● WORK TO COMPLETE
Only a number is wanted: how many lines in the records below contain "content"?

───── GIVEN DATA

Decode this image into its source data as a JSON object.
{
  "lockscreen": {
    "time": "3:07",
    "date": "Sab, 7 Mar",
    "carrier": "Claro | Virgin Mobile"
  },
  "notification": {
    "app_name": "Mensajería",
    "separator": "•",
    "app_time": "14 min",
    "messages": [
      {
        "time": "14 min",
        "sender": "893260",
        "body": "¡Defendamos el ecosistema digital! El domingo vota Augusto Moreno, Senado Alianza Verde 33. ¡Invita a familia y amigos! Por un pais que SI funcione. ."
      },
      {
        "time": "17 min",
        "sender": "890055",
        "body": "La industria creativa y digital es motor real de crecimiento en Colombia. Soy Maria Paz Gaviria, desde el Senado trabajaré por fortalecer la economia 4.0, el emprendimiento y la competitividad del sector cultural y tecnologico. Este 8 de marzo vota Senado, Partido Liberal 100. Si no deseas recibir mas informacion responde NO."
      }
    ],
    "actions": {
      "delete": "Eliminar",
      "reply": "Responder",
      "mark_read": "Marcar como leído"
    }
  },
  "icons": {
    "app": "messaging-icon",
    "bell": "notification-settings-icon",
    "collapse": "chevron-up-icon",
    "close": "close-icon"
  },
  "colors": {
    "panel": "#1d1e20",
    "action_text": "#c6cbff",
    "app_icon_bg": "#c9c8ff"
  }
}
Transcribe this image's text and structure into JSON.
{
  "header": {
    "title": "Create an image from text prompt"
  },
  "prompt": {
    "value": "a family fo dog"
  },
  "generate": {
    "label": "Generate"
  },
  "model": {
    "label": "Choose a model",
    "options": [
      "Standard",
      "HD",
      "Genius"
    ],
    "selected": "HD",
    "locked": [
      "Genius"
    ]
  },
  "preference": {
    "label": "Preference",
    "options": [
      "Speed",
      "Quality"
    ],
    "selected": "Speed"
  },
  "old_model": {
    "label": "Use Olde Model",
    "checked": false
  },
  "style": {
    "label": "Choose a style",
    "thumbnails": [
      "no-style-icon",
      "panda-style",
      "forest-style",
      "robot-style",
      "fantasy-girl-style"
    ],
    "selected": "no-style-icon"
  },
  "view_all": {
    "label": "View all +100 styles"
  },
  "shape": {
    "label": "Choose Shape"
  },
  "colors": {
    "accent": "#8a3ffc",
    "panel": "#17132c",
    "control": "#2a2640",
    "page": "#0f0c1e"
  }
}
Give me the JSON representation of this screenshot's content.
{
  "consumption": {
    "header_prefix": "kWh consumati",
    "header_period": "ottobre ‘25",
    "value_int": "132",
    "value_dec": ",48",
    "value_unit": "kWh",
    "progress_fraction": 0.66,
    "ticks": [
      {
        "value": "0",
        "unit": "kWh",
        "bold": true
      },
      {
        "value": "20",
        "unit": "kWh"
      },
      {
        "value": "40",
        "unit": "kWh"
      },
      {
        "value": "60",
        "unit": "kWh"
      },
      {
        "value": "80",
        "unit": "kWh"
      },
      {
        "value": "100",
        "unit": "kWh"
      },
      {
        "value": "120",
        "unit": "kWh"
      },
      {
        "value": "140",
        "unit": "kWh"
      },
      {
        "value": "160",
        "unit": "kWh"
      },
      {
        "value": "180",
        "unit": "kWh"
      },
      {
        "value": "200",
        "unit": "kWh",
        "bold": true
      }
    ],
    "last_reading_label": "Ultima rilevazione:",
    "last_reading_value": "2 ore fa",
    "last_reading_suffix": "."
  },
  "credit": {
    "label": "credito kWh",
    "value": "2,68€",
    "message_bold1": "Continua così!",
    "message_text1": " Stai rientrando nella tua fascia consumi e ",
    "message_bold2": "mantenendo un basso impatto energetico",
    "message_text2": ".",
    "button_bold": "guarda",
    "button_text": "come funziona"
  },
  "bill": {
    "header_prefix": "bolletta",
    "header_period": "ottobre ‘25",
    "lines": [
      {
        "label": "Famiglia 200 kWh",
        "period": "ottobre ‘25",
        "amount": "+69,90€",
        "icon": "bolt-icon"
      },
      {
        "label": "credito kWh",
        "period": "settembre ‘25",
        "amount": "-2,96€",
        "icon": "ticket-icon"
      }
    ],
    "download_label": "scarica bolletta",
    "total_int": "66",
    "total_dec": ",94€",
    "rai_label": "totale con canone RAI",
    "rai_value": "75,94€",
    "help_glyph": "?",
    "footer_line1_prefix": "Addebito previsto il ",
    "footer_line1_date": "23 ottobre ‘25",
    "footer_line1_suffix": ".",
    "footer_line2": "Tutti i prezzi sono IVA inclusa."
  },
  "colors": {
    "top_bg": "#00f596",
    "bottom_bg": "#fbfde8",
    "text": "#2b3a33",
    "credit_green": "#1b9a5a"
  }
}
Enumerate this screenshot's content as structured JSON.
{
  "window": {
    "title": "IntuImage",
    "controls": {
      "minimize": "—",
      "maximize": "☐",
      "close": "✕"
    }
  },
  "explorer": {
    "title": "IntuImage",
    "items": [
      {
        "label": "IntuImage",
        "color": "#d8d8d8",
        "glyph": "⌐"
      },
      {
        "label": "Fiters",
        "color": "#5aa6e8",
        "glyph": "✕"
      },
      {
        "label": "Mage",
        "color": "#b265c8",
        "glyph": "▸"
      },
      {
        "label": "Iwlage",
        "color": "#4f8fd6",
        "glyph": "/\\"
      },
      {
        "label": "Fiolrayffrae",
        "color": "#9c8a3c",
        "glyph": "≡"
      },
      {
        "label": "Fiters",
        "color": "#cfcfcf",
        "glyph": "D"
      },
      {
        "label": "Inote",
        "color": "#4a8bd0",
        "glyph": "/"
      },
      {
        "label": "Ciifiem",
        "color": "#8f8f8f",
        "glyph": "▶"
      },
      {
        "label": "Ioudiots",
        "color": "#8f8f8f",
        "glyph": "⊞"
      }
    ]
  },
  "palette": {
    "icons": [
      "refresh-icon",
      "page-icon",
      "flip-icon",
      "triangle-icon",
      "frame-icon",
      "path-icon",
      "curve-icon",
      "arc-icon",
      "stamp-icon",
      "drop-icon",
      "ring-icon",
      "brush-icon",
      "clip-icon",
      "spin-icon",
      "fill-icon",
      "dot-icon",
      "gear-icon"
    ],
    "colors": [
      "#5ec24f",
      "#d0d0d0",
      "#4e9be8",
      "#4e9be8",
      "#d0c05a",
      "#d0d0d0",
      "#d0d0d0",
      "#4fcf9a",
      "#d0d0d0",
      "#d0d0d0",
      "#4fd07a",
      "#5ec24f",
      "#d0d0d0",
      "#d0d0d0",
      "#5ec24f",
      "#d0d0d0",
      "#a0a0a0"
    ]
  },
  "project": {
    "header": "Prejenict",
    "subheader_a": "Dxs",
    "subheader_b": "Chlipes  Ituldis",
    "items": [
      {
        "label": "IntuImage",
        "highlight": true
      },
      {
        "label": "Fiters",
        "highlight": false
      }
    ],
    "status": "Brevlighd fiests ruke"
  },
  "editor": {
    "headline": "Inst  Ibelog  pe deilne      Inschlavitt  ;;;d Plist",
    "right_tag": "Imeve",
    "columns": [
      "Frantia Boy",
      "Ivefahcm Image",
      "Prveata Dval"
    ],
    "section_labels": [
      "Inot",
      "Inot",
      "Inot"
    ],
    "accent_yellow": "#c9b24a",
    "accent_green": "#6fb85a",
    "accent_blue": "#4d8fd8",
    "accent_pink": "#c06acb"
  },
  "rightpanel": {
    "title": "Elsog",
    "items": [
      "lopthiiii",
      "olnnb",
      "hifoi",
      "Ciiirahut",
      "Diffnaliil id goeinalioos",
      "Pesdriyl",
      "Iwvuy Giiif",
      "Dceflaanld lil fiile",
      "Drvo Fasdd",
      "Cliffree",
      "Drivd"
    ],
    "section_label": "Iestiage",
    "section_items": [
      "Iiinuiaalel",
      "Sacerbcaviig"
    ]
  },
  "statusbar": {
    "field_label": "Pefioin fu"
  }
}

──────────

● COMPLETED TASK
2